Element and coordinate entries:

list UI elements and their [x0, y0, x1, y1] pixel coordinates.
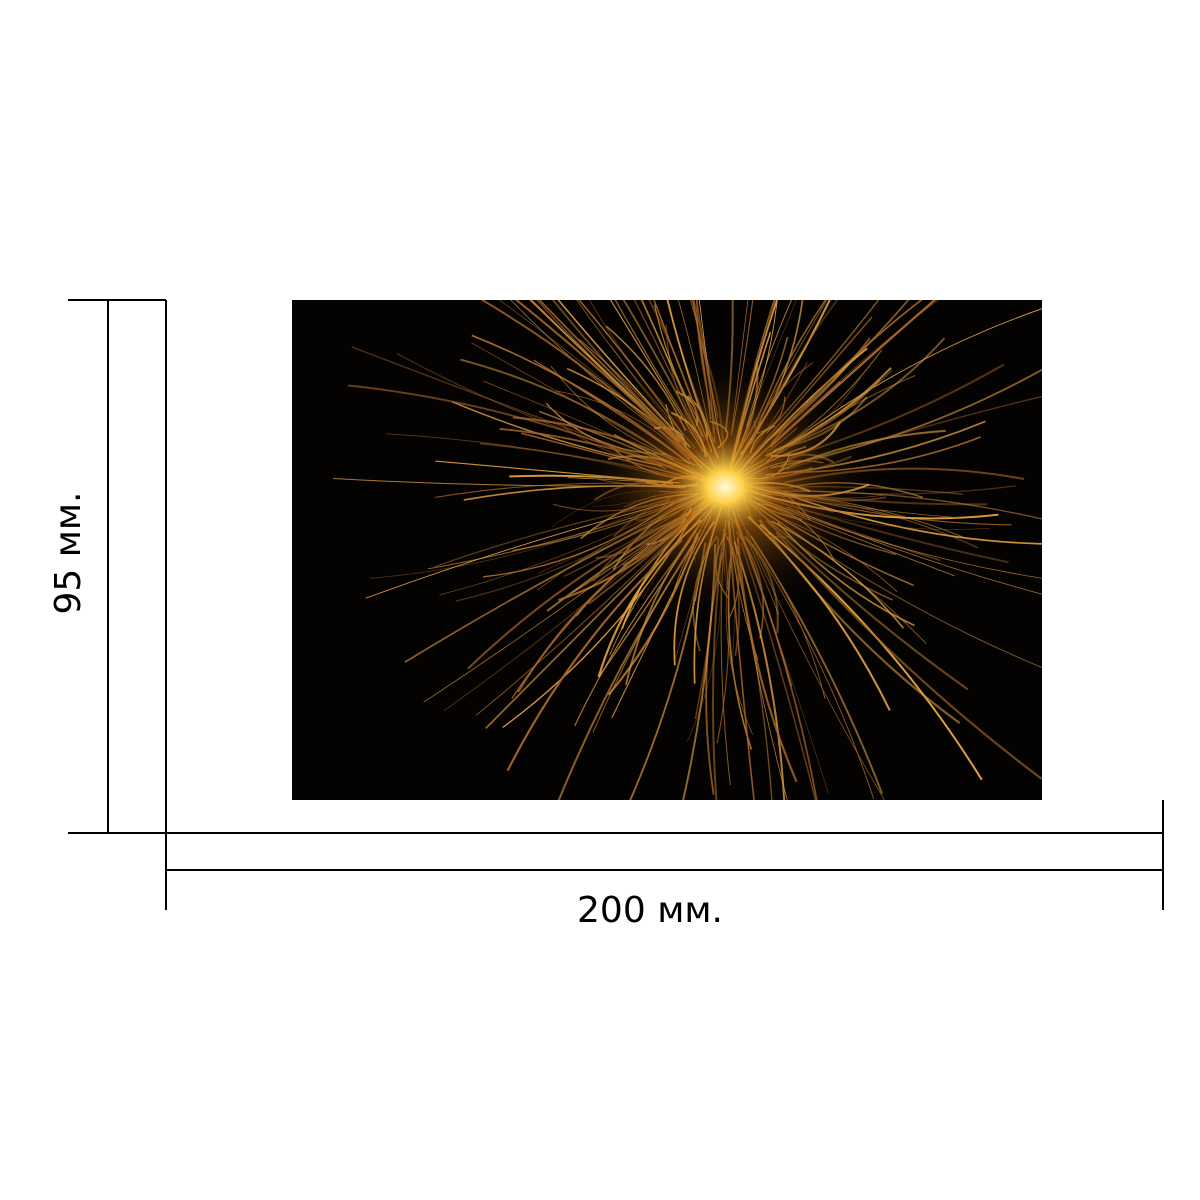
photo [292, 300, 1042, 800]
height-dimension: 95 мм. [48, 299, 167, 834]
width-label: 200 мм. [577, 890, 723, 931]
height-label: 95 мм. [48, 491, 89, 614]
width-dimension: 200 мм. [165, 800, 1164, 931]
sparkler-glow [575, 357, 875, 617]
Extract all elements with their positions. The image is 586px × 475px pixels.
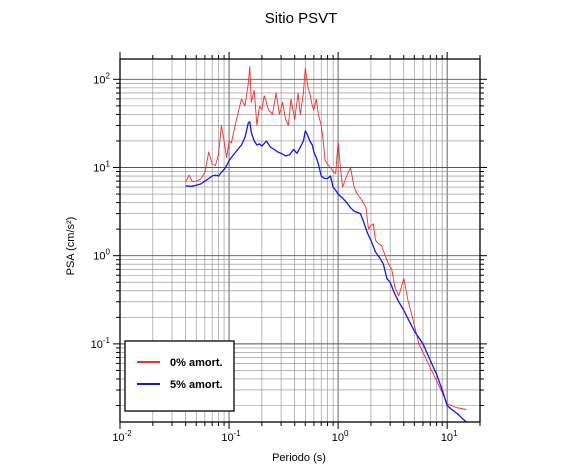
y-tick-label: 100 — [93, 248, 110, 263]
legend-box — [124, 340, 235, 412]
axis-tick-labels: 10-2 10-1 100 101 10-1 100 101 102 — [91, 71, 458, 444]
x-tick-label: 10-1 — [221, 429, 241, 444]
x-tick-label: 10-2 — [112, 429, 132, 444]
y-tick-label: 101 — [93, 160, 110, 175]
axis-ticks — [113, 52, 487, 429]
y-tick-label: 10-1 — [91, 336, 111, 351]
legend: 0% amort. 5% amort. — [124, 340, 235, 412]
legend-label-1: 0% amort. — [170, 357, 223, 369]
legend-label-2: 5% amort. — [170, 379, 223, 391]
chart-title: Sitio PSVT — [265, 10, 338, 27]
series-line-2 — [185, 121, 467, 423]
y-axis-label: PSA (cm/s²) — [65, 217, 77, 276]
x-tick-label: 101 — [441, 429, 458, 444]
y-tick-label: 102 — [93, 71, 110, 86]
series-group — [185, 65, 467, 423]
x-axis-label: Periodo (s) — [272, 452, 326, 464]
grid — [119, 59, 481, 422]
x-tick-label: 100 — [332, 429, 349, 444]
plot-frame — [119, 58, 481, 423]
series-line-1 — [185, 65, 467, 410]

__Goal__
Copy every line of the entries above word for word, leaving out the picture lines.

__Worked answer__
list UI elements and their [x0, y0, x1, y1] pixel coordinates.
photo [292, 300, 1042, 800]
height-dimension: 95 мм. [48, 299, 167, 834]
width-label: 200 мм. [577, 890, 723, 931]
height-label: 95 мм. [48, 491, 89, 614]
width-dimension: 200 мм. [165, 800, 1164, 931]
sparkler-glow [575, 357, 875, 617]
Extract all elements with their positions. The image is 586px × 475px pixels.
y-tick-label: 100 — [93, 248, 110, 263]
legend-box — [124, 340, 235, 412]
axis-tick-labels: 10-2 10-1 100 101 10-1 100 101 102 — [91, 71, 458, 444]
x-tick-label: 10-1 — [221, 429, 241, 444]
x-tick-label: 10-2 — [112, 429, 132, 444]
y-tick-label: 101 — [93, 160, 110, 175]
axis-ticks — [113, 52, 487, 429]
y-tick-label: 10-1 — [91, 336, 111, 351]
legend: 0% amort. 5% amort. — [124, 340, 235, 412]
legend-label-1: 0% amort. — [170, 357, 223, 369]
legend-label-2: 5% amort. — [170, 379, 223, 391]
chart-title: Sitio PSVT — [265, 10, 338, 27]
series-line-2 — [185, 121, 467, 423]
y-axis-label: PSA (cm/s²) — [65, 217, 77, 276]
x-tick-label: 101 — [441, 429, 458, 444]
y-tick-label: 102 — [93, 71, 110, 86]
series-group — [185, 65, 467, 423]
x-axis-label: Periodo (s) — [272, 452, 326, 464]
grid — [119, 59, 481, 422]
x-tick-label: 100 — [332, 429, 349, 444]
plot-frame — [119, 58, 481, 423]
series-line-1 — [185, 65, 467, 410]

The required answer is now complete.